## Begin
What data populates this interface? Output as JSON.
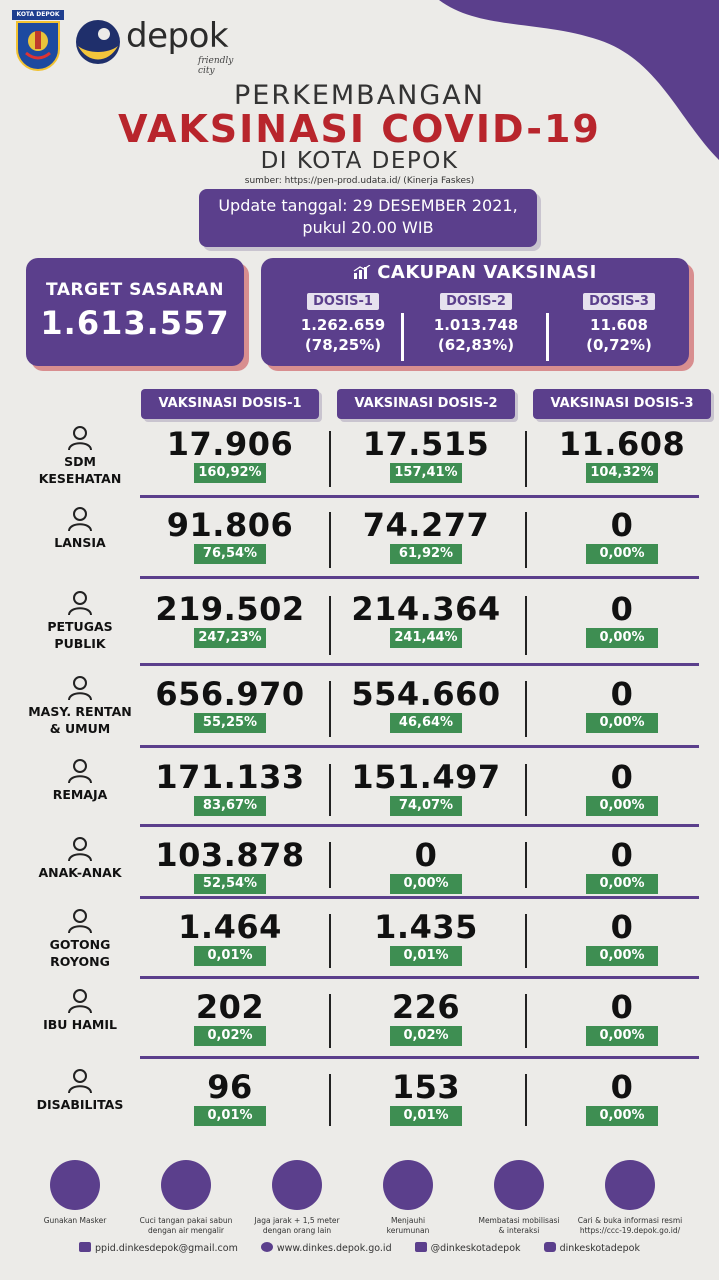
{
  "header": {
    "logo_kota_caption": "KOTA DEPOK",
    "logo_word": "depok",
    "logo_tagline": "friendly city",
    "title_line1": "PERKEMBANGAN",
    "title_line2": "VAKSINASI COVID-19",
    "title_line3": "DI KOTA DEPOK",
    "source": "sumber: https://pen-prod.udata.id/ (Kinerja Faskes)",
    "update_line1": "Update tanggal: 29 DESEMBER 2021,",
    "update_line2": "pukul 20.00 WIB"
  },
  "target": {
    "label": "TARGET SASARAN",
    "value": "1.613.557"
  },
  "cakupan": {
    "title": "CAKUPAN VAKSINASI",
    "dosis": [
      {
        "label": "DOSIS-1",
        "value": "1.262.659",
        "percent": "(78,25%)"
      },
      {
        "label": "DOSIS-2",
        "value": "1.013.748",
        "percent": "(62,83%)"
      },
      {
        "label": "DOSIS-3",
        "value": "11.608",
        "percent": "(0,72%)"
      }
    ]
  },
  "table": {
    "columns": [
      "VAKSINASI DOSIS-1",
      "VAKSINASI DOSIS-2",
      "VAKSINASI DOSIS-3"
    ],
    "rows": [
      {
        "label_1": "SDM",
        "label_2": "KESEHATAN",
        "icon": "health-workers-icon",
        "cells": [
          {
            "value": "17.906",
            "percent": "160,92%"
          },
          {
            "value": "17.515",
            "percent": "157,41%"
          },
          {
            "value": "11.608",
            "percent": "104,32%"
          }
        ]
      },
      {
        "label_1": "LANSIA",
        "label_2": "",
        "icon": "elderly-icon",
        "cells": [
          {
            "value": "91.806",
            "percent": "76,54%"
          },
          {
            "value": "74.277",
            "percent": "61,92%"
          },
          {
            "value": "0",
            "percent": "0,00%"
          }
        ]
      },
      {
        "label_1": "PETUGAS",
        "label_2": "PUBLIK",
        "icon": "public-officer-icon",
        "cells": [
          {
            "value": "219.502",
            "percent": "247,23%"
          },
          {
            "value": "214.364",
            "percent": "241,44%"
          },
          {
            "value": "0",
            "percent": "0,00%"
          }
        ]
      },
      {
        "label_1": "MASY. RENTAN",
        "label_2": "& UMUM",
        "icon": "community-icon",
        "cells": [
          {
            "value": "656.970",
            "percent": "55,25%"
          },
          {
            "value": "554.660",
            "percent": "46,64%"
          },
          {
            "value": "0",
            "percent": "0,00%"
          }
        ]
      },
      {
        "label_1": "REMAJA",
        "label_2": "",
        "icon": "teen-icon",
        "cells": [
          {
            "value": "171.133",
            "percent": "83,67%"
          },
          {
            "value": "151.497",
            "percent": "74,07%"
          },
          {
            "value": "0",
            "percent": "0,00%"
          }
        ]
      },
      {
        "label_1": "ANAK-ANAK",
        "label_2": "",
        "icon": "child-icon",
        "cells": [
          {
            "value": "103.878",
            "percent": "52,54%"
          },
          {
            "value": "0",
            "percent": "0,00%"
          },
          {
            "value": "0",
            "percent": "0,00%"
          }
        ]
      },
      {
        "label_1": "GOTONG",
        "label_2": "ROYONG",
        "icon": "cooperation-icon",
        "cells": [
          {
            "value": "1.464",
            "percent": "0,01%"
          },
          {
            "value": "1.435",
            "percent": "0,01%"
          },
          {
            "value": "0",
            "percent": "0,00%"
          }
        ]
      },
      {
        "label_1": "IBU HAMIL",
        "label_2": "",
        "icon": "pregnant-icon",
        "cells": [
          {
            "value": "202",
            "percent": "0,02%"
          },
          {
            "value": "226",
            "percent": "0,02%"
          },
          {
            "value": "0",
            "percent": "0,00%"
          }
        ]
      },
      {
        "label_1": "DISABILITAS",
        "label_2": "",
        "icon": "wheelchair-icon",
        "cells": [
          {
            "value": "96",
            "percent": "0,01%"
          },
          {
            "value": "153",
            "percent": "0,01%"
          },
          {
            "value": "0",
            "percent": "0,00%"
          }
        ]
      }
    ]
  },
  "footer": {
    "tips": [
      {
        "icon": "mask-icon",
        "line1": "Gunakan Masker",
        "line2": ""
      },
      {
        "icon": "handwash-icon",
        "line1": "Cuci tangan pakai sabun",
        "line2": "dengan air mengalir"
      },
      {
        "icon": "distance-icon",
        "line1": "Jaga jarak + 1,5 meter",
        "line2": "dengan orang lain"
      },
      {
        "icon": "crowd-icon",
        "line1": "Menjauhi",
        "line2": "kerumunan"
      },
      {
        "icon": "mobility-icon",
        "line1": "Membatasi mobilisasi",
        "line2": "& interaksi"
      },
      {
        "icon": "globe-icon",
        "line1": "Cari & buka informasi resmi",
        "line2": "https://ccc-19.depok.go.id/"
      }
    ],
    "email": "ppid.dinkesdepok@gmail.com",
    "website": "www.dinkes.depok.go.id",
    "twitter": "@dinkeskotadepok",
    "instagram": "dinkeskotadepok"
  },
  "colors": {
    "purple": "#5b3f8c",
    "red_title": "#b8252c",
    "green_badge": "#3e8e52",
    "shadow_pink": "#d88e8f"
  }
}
## End
Every line in the data above that contains "https" needs to be copied.

    "source": "sumber: https://pen-prod.udata.id/ (Kinerja Faskes)",
        "line2": "https://ccc-19.depok.go.id/"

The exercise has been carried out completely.